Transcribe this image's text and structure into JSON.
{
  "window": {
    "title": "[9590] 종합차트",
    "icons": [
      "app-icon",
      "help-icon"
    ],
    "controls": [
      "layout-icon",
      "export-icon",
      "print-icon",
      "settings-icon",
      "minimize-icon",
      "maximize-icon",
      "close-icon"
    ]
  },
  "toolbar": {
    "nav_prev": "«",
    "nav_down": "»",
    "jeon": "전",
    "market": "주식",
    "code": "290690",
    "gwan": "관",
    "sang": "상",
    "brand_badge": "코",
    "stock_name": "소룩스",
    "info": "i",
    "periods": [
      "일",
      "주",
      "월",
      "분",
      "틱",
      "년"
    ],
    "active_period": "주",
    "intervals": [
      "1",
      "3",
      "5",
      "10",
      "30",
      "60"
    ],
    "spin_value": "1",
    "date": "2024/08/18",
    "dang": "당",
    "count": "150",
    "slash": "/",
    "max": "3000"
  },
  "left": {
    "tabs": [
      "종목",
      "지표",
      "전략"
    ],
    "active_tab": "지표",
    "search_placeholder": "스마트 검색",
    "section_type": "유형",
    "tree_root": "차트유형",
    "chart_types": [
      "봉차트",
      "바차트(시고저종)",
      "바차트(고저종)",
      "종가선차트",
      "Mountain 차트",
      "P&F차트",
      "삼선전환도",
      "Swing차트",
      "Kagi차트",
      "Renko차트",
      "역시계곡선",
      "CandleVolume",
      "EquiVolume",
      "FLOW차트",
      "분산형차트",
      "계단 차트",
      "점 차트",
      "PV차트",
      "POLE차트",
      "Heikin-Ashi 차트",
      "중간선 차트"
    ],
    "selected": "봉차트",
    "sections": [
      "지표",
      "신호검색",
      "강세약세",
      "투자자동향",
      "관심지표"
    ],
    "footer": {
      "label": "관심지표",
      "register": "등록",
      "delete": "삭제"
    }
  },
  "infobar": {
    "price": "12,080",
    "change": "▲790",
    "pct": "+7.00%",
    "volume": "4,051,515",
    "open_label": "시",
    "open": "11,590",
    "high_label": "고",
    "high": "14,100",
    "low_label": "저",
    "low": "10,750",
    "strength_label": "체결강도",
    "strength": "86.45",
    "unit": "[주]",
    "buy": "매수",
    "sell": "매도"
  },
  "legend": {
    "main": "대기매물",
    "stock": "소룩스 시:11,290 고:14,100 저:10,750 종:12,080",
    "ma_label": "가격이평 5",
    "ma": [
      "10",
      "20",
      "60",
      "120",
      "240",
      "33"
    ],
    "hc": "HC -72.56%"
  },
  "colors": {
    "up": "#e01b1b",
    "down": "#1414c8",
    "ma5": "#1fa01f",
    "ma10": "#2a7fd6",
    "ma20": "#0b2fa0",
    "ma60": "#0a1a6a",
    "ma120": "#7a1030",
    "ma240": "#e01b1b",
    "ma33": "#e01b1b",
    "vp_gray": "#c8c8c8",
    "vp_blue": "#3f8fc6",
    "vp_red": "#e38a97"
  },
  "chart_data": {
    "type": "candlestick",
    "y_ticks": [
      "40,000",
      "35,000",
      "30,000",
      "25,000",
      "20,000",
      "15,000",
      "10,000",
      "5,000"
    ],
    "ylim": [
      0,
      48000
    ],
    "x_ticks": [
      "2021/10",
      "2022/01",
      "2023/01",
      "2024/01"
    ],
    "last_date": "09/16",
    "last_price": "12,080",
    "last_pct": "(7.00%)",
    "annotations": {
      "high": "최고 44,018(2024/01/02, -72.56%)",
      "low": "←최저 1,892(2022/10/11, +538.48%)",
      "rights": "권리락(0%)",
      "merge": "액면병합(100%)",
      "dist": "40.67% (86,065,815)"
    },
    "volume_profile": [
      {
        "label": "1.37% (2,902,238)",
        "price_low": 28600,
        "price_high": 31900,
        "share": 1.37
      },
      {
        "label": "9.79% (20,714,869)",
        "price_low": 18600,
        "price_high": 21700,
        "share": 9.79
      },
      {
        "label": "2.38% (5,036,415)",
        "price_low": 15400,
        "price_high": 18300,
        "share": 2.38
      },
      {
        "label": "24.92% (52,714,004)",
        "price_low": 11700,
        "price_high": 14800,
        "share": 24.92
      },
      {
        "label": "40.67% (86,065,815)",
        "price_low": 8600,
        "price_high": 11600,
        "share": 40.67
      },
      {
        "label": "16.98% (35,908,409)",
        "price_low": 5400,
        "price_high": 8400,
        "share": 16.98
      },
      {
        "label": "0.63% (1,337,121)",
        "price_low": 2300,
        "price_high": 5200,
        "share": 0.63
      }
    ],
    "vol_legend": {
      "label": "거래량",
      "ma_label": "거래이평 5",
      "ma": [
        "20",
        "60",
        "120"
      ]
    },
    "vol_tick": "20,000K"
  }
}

★ ★ ★ ★ ★ ★ ★

◆ INSTRUCTIONS FOR THE TASK
Go through the data and return every record exactly.

◆ FINAL ANSWER
Transcribe this image's text and structure into JSON.
{
  "window": {
    "title": "[9590] 종합차트",
    "icons": [
      "app-icon",
      "help-icon"
    ],
    "controls": [
      "layout-icon",
      "export-icon",
      "print-icon",
      "settings-icon",
      "minimize-icon",
      "maximize-icon",
      "close-icon"
    ]
  },
  "toolbar": {
    "nav_prev": "«",
    "nav_down": "»",
    "jeon": "전",
    "market": "주식",
    "code": "290690",
    "gwan": "관",
    "sang": "상",
    "brand_badge": "코",
    "stock_name": "소룩스",
    "info": "i",
    "periods": [
      "일",
      "주",
      "월",
      "분",
      "틱",
      "년"
    ],
    "active_period": "주",
    "intervals": [
      "1",
      "3",
      "5",
      "10",
      "30",
      "60"
    ],
    "spin_value": "1",
    "date": "2024/08/18",
    "dang": "당",
    "count": "150",
    "slash": "/",
    "max": "3000"
  },
  "left": {
    "tabs": [
      "종목",
      "지표",
      "전략"
    ],
    "active_tab": "지표",
    "search_placeholder": "스마트 검색",
    "section_type": "유형",
    "tree_root": "차트유형",
    "chart_types": [
      "봉차트",
      "바차트(시고저종)",
      "바차트(고저종)",
      "종가선차트",
      "Mountain 차트",
      "P&F차트",
      "삼선전환도",
      "Swing차트",
      "Kagi차트",
      "Renko차트",
      "역시계곡선",
      "CandleVolume",
      "EquiVolume",
      "FLOW차트",
      "분산형차트",
      "계단 차트",
      "점 차트",
      "PV차트",
      "POLE차트",
      "Heikin-Ashi 차트",
      "중간선 차트"
    ],
    "selected": "봉차트",
    "sections": [
      "지표",
      "신호검색",
      "강세약세",
      "투자자동향",
      "관심지표"
    ],
    "footer": {
      "label": "관심지표",
      "register": "등록",
      "delete": "삭제"
    }
  },
  "infobar": {
    "price": "12,080",
    "change": "▲790",
    "pct": "+7.00%",
    "volume": "4,051,515",
    "open_label": "시",
    "open": "11,590",
    "high_label": "고",
    "high": "14,100",
    "low_label": "저",
    "low": "10,750",
    "strength_label": "체결강도",
    "strength": "86.45",
    "unit": "[주]",
    "buy": "매수",
    "sell": "매도"
  },
  "legend": {
    "main": "대기매물",
    "stock": "소룩스 시:11,290 고:14,100 저:10,750 종:12,080",
    "ma_label": "가격이평 5",
    "ma": [
      "10",
      "20",
      "60",
      "120",
      "240",
      "33"
    ],
    "hc": "HC -72.56%"
  },
  "colors": {
    "up": "#e01b1b",
    "down": "#1414c8",
    "ma5": "#1fa01f",
    "ma10": "#2a7fd6",
    "ma20": "#0b2fa0",
    "ma60": "#0a1a6a",
    "ma120": "#7a1030",
    "ma240": "#e01b1b",
    "ma33": "#e01b1b",
    "vp_gray": "#c8c8c8",
    "vp_blue": "#3f8fc6",
    "vp_red": "#e38a97"
  },
  "chart_data": {
    "type": "candlestick",
    "y_ticks": [
      "40,000",
      "35,000",
      "30,000",
      "25,000",
      "20,000",
      "15,000",
      "10,000",
      "5,000"
    ],
    "ylim": [
      0,
      48000
    ],
    "x_ticks": [
      "2021/10",
      "2022/01",
      "2023/01",
      "2024/01"
    ],
    "last_date": "09/16",
    "last_price": "12,080",
    "last_pct": "(7.00%)",
    "annotations": {
      "high": "최고 44,018(2024/01/02, -72.56%)",
      "low": "←최저 1,892(2022/10/11, +538.48%)",
      "rights": "권리락(0%)",
      "merge": "액면병합(100%)",
      "dist": "40.67% (86,065,815)"
    },
    "volume_profile": [
      {
        "label": "1.37% (2,902,238)",
        "price_low": 28600,
        "price_high": 31900,
        "share": 1.37
      },
      {
        "label": "9.79% (20,714,869)",
        "price_low": 18600,
        "price_high": 21700,
        "share": 9.79
      },
      {
        "label": "2.38% (5,036,415)",
        "price_low": 15400,
        "price_high": 18300,
        "share": 2.38
      },
      {
        "label": "24.92% (52,714,004)",
        "price_low": 11700,
        "price_high": 14800,
        "share": 24.92
      },
      {
        "label": "40.67% (86,065,815)",
        "price_low": 8600,
        "price_high": 11600,
        "share": 40.67
      },
      {
        "label": "16.98% (35,908,409)",
        "price_low": 5400,
        "price_high": 8400,
        "share": 16.98
      },
      {
        "label": "0.63% (1,337,121)",
        "price_low": 2300,
        "price_high": 5200,
        "share": 0.63
      }
    ],
    "vol_legend": {
      "label": "거래량",
      "ma_label": "거래이평 5",
      "ma": [
        "20",
        "60",
        "120"
      ]
    },
    "vol_tick": "20,000K"
  }
}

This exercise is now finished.